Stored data
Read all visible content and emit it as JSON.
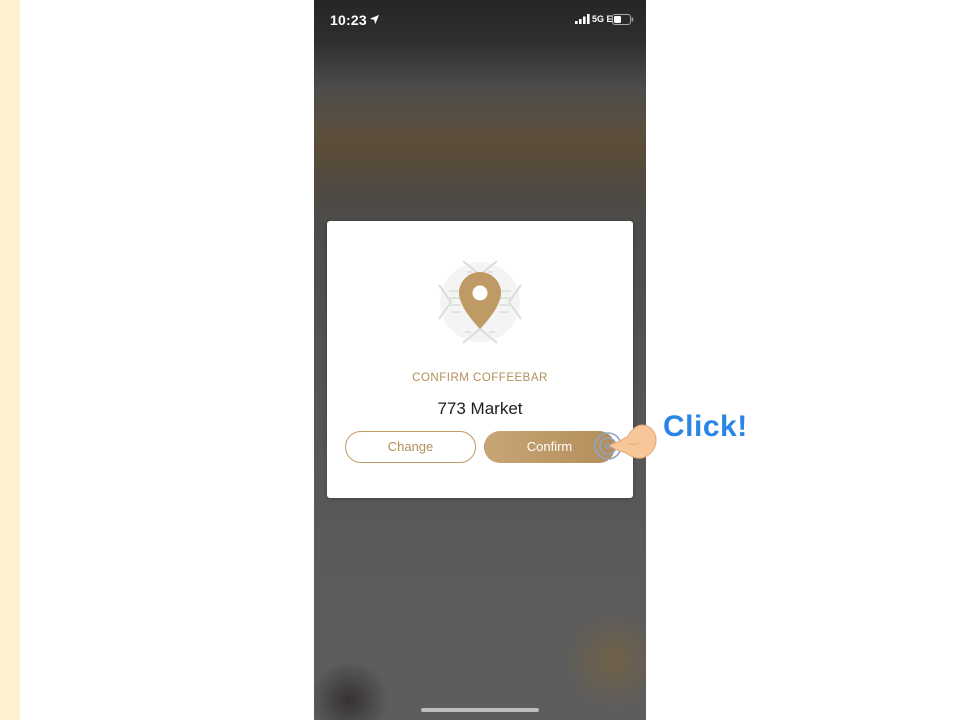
{
  "status_bar": {
    "time": "10:23",
    "network": "5G E",
    "icons": [
      "location-arrow-icon",
      "signal-bars-icon",
      "battery-icon"
    ]
  },
  "dialog": {
    "icon": "map-pin-icon",
    "title": "CONFIRM COFFEEBAR",
    "location": "773 Market",
    "change_label": "Change",
    "confirm_label": "Confirm"
  },
  "annotation": {
    "icon": "pointing-hand-icon",
    "label": "Click!"
  },
  "colors": {
    "accent": "#b38e5b",
    "annotation": "#2a86e6",
    "left_strip": "#fff1cf"
  }
}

» **Task brief**: Leave out the pictures and repeat everything else in the records exactly.

» **Answer to this problem**:
Read all visible content and emit it as JSON.
{
  "status_bar": {
    "time": "10:23",
    "network": "5G E",
    "icons": [
      "location-arrow-icon",
      "signal-bars-icon",
      "battery-icon"
    ]
  },
  "dialog": {
    "icon": "map-pin-icon",
    "title": "CONFIRM COFFEEBAR",
    "location": "773 Market",
    "change_label": "Change",
    "confirm_label": "Confirm"
  },
  "annotation": {
    "icon": "pointing-hand-icon",
    "label": "Click!"
  },
  "colors": {
    "accent": "#b38e5b",
    "annotation": "#2a86e6",
    "left_strip": "#fff1cf"
  }
}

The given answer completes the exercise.